Copy the material verbatim, from its first line through the line containing "Text: Damage caused", including both of those lines.
⁂
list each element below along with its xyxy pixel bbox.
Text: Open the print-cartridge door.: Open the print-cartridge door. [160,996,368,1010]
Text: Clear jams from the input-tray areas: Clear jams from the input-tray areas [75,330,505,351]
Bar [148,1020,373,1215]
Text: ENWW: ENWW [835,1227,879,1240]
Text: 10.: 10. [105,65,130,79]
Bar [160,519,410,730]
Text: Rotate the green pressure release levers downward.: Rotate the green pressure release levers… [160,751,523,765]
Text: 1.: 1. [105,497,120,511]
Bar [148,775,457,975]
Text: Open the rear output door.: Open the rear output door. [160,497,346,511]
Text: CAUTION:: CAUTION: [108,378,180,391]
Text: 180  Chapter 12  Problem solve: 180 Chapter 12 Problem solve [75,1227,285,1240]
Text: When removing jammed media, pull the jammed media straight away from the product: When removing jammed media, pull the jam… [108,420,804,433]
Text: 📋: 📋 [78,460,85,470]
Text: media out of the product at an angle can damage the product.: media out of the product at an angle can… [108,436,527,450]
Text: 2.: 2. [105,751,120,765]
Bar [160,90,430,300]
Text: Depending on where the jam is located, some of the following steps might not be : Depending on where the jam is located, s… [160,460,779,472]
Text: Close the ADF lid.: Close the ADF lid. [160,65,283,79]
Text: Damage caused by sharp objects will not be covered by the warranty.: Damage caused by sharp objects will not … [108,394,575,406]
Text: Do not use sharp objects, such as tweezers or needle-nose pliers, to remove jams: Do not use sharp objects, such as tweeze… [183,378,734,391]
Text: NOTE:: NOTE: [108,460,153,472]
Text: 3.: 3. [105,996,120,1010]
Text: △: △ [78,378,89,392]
⁂
* **FINISHED EXERCISE**
list each element below along with its xyxy pixel bbox.
Text: Open the print-cartridge door.: Open the print-cartridge door. [160,996,368,1010]
Text: Clear jams from the input-tray areas: Clear jams from the input-tray areas [75,330,505,351]
Bar [148,1020,373,1215]
Text: ENWW: ENWW [835,1227,879,1240]
Text: 10.: 10. [105,65,130,79]
Bar [160,519,410,730]
Text: Rotate the green pressure release levers downward.: Rotate the green pressure release levers… [160,751,523,765]
Text: 1.: 1. [105,497,120,511]
Bar [148,775,457,975]
Text: Open the rear output door.: Open the rear output door. [160,497,346,511]
Text: CAUTION:: CAUTION: [108,378,180,391]
Text: 180  Chapter 12  Problem solve: 180 Chapter 12 Problem solve [75,1227,285,1240]
Text: When removing jammed media, pull the jammed media straight away from the product: When removing jammed media, pull the jam… [108,420,804,433]
Text: 📋: 📋 [78,460,85,470]
Text: media out of the product at an angle can damage the product.: media out of the product at an angle can… [108,436,527,450]
Text: 2.: 2. [105,751,120,765]
Bar [160,90,430,300]
Text: Depending on where the jam is located, some of the following steps might not be : Depending on where the jam is located, s… [160,460,779,472]
Text: Close the ADF lid.: Close the ADF lid. [160,65,283,79]
Text: Damage caused by sharp objects will not be covered by the warranty.: Damage caused by sharp objects will not … [108,394,575,406]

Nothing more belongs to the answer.